#### TASK DIRECTIONS:
List every line of the data that contains the word "Audio".
== DATASET CONTENT ==
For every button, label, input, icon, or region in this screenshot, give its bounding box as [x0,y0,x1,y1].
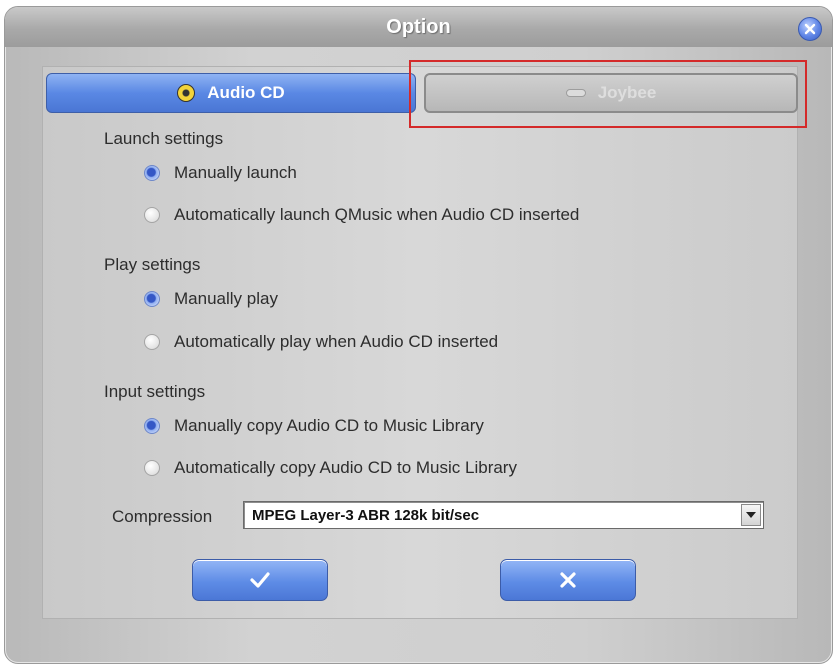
radio-manually-launch[interactable]: Manually launch [144,163,297,183]
radio-label: Automatically launch QMusic when Audio C… [174,205,580,224]
radio-manually-play[interactable]: Manually play [144,289,278,309]
checkmark-icon [250,572,270,588]
radio-unselected-indicator[interactable] [144,207,160,223]
tab-audio-cd-label: Audio CD [207,83,285,102]
radio-label: Manually launch [174,163,297,182]
radio-auto-play[interactable]: Automatically play when Audio CD inserte… [144,332,498,352]
title-bar[interactable]: Option [5,7,832,47]
close-icon [804,23,816,35]
x-icon [560,572,576,588]
radio-auto-launch[interactable]: Automatically launch QMusic when Audio C… [144,205,579,225]
radio-label: Manually play [174,289,278,308]
play-settings-heading: Play settings [104,255,201,274]
chevron-down-icon [746,512,756,518]
radio-auto-copy[interactable]: Automatically copy Audio CD to Music Lib… [144,458,517,478]
radio-unselected-indicator[interactable] [144,334,160,350]
dropdown-arrow-button[interactable] [741,504,761,526]
cancel-button[interactable] [500,559,636,601]
radio-manually-copy[interactable]: Manually copy Audio CD to Music Library [144,416,484,436]
radio-selected-indicator[interactable] [144,165,160,181]
cd-icon [177,84,196,102]
launch-settings-heading: Launch settings [104,129,224,148]
radio-label: Automatically play when Audio CD inserte… [174,332,499,351]
radio-label: Automatically copy Audio CD to Music Lib… [174,458,517,477]
radio-selected-indicator[interactable] [144,418,160,434]
dialog-title: Option [386,16,451,38]
radio-selected-indicator[interactable] [144,291,160,307]
ok-button[interactable] [192,559,328,601]
compression-value: MPEG Layer-3 ABR 128k bit/sec [252,507,480,524]
close-button[interactable] [798,17,822,41]
joybee-tab-highlight [409,60,807,128]
compression-select[interactable]: MPEG Layer-3 ABR 128k bit/sec [243,501,764,529]
radio-label: Manually copy Audio CD to Music Library [174,416,484,435]
input-settings-heading: Input settings [104,382,206,401]
radio-unselected-indicator[interactable] [144,460,160,476]
compression-label: Compression [112,507,213,526]
tab-audio-cd[interactable]: Audio CD [46,73,416,113]
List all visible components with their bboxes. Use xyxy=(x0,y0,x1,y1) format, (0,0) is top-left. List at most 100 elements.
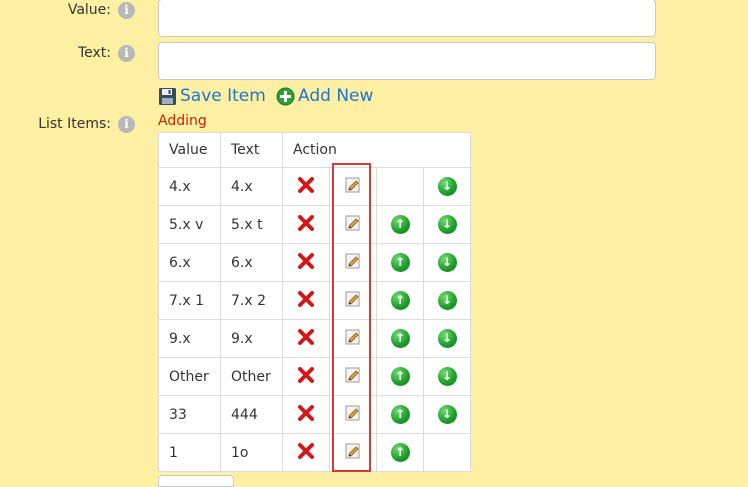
table-row: 33 444 ↑ ↓ xyxy=(158,395,471,434)
move-up-button xyxy=(376,167,424,206)
move-down-icon: ↓ xyxy=(437,177,457,196)
add-new-button[interactable]: Add New xyxy=(276,86,373,106)
edit-icon xyxy=(344,328,362,350)
cell-text: 4.x xyxy=(220,167,283,206)
delete-button[interactable] xyxy=(282,281,330,320)
list-items-table: Value Text Action 4.x 4.x ↓ 5.x v 5.x t ↑ ↓ 6.x… xyxy=(158,132,471,472)
floppy-disk-icon xyxy=(159,87,176,105)
edit-icon xyxy=(344,214,362,236)
table-row: 6.x 6.x ↑ ↓ xyxy=(158,243,471,282)
move-up-button[interactable]: ↑ xyxy=(376,357,424,396)
cell-value: 33 xyxy=(158,395,221,434)
move-down-button[interactable]: ↓ xyxy=(423,243,471,282)
column-header-action: Action xyxy=(282,132,471,168)
move-up-icon: ↑ xyxy=(390,291,410,310)
cell-text: Other xyxy=(220,357,283,396)
edit-button[interactable] xyxy=(329,167,377,206)
move-down-button[interactable]: ↓ xyxy=(423,357,471,396)
move-down-icon: ↓ xyxy=(437,253,457,272)
edit-button[interactable] xyxy=(329,281,377,320)
cell-text: 6.x xyxy=(220,243,283,282)
move-down-button[interactable]: ↓ xyxy=(423,205,471,244)
value-input[interactable] xyxy=(158,0,656,37)
move-up-button[interactable]: ↑ xyxy=(376,281,424,320)
cell-text: 1o xyxy=(220,433,283,472)
move-down-button[interactable]: ↓ xyxy=(423,319,471,358)
delete-button[interactable] xyxy=(282,205,330,244)
cell-value: 1 xyxy=(158,433,221,472)
cell-value: Other xyxy=(158,357,221,396)
move-down-button[interactable]: ↓ xyxy=(423,167,471,206)
delete-button[interactable] xyxy=(282,395,330,434)
info-icon[interactable]: i xyxy=(118,2,135,19)
move-up-button[interactable]: ↑ xyxy=(376,395,424,434)
cell-value: 5.x v xyxy=(158,205,221,244)
cell-value: 7.x 1 xyxy=(158,281,221,320)
save-item-button[interactable]: Save Item xyxy=(158,86,266,106)
cell-value: 4.x xyxy=(158,167,221,206)
edit-icon xyxy=(344,404,362,426)
move-up-icon: ↑ xyxy=(390,329,410,348)
move-down-icon: ↓ xyxy=(437,291,457,310)
partial-button[interactable] xyxy=(158,475,234,487)
delete-icon xyxy=(297,442,315,464)
edit-button[interactable] xyxy=(329,395,377,434)
edit-button[interactable] xyxy=(329,433,377,472)
edit-icon xyxy=(344,442,362,464)
delete-button[interactable] xyxy=(282,319,330,358)
delete-icon xyxy=(297,328,315,350)
info-icon[interactable]: i xyxy=(118,45,135,62)
column-header-text: Text xyxy=(220,132,283,168)
add-icon xyxy=(276,87,295,105)
move-down-button xyxy=(423,433,471,472)
delete-icon xyxy=(297,366,315,388)
text-input[interactable] xyxy=(158,42,656,80)
move-up-icon: ↑ xyxy=(390,405,410,424)
edit-icon xyxy=(344,252,362,274)
delete-icon xyxy=(297,214,315,236)
info-icon[interactable]: i xyxy=(118,116,135,133)
cell-text: 9.x xyxy=(220,319,283,358)
edit-button[interactable] xyxy=(329,243,377,282)
cell-text: 7.x 2 xyxy=(220,281,283,320)
table-row: 4.x 4.x ↓ xyxy=(158,167,471,206)
value-label: Value: xyxy=(67,2,111,18)
delete-button[interactable] xyxy=(282,433,330,472)
table-row: Other Other ↑ ↓ xyxy=(158,357,471,396)
table-row: 7.x 1 7.x 2 ↑ ↓ xyxy=(158,281,471,320)
cell-text: 5.x t xyxy=(220,205,283,244)
edit-button[interactable] xyxy=(329,357,377,396)
move-up-button[interactable]: ↑ xyxy=(376,205,424,244)
column-header-value: Value xyxy=(158,132,221,168)
move-up-icon: ↑ xyxy=(390,367,410,386)
move-down-button[interactable]: ↓ xyxy=(423,395,471,434)
edit-button[interactable] xyxy=(329,205,377,244)
delete-icon xyxy=(297,252,315,274)
table-header-row: Value Text Action xyxy=(158,132,471,168)
delete-button[interactable] xyxy=(282,357,330,396)
cell-value: 6.x xyxy=(158,243,221,282)
cell-text: 444 xyxy=(220,395,283,434)
delete-button[interactable] xyxy=(282,243,330,282)
move-up-icon: ↑ xyxy=(390,253,410,272)
delete-icon xyxy=(297,176,315,198)
edit-icon xyxy=(344,366,362,388)
edit-icon xyxy=(344,176,362,198)
move-down-icon: ↓ xyxy=(437,215,457,234)
move-down-button[interactable]: ↓ xyxy=(423,281,471,320)
move-up-button[interactable]: ↑ xyxy=(376,319,424,358)
table-row: 1 1o ↑ xyxy=(158,433,471,472)
move-down-icon: ↓ xyxy=(437,367,457,386)
move-up-button[interactable]: ↑ xyxy=(376,243,424,282)
save-item-label: Save Item xyxy=(180,86,266,106)
delete-button[interactable] xyxy=(282,167,330,206)
delete-icon xyxy=(297,290,315,312)
edit-button[interactable] xyxy=(329,319,377,358)
move-up-button[interactable]: ↑ xyxy=(376,433,424,472)
list-items-label: List Items: xyxy=(38,116,111,132)
delete-icon xyxy=(297,404,315,426)
text-label: Text: xyxy=(77,45,111,61)
move-down-icon: ↓ xyxy=(437,329,457,348)
move-down-icon: ↓ xyxy=(437,405,457,424)
table-row: 5.x v 5.x t ↑ ↓ xyxy=(158,205,471,244)
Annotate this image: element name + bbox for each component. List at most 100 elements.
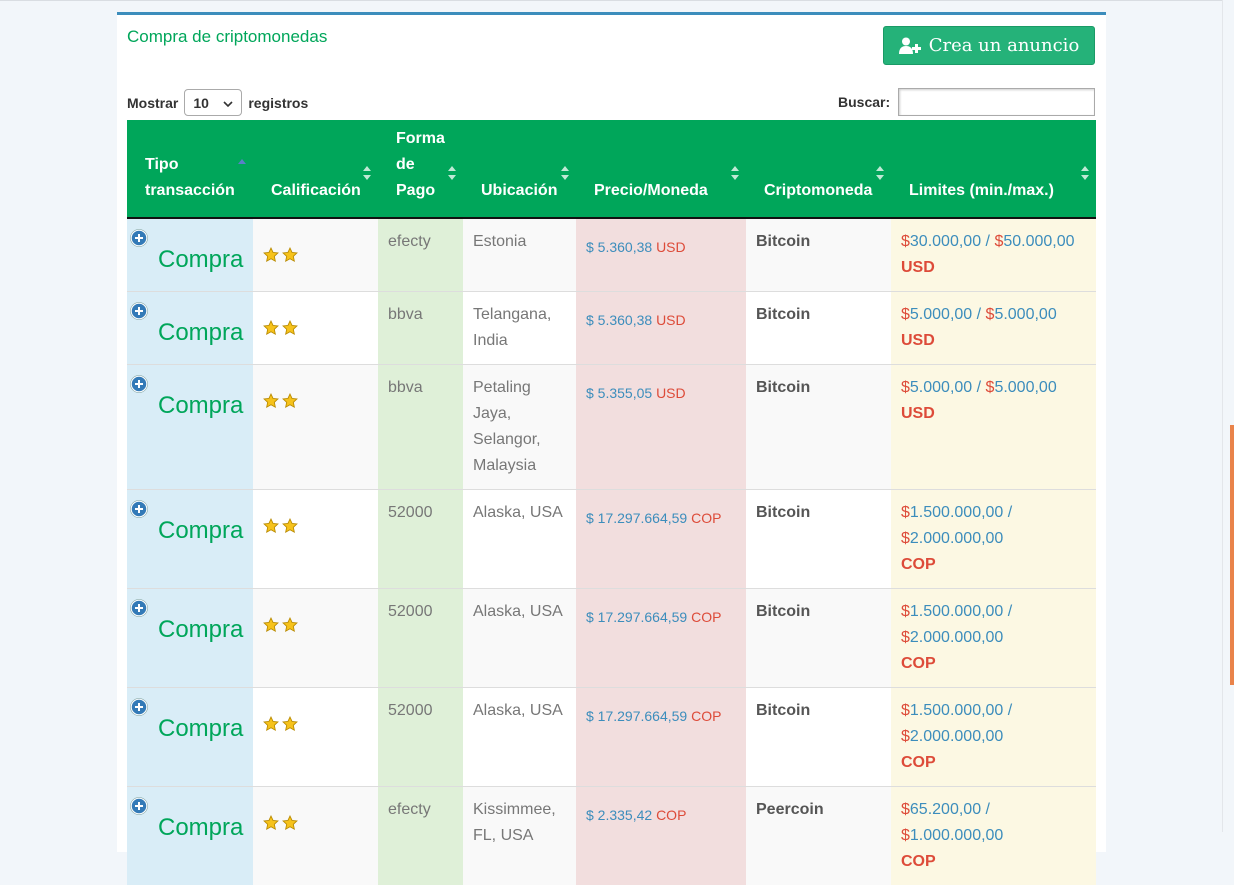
===
#### RESULT OF THE EXERCISE:
radio-label: Automatically launch QMusic when Audio C… [174,205,580,224]
tab-audio-cd-label: Audio CD [207,83,285,102]
radio-auto-play[interactable]: Automatically play when Audio CD inserte… [144,332,498,352]
radio-auto-launch[interactable]: Automatically launch QMusic when Audio C… [144,205,579,225]
radio-auto-copy[interactable]: Automatically copy Audio CD to Music Lib… [144,458,517,478]
radio-manually-copy[interactable]: Manually copy Audio CD to Music Library [144,416,484,436]
radio-label: Automatically play when Audio CD inserte… [174,332,499,351]
radio-label: Automatically copy Audio CD to Music Lib… [174,458,517,477]
radio-label: Manually copy Audio CD to Music Library [174,416,484,435]
tab-audio-cd[interactable]: Audio CD [46,73,416,113]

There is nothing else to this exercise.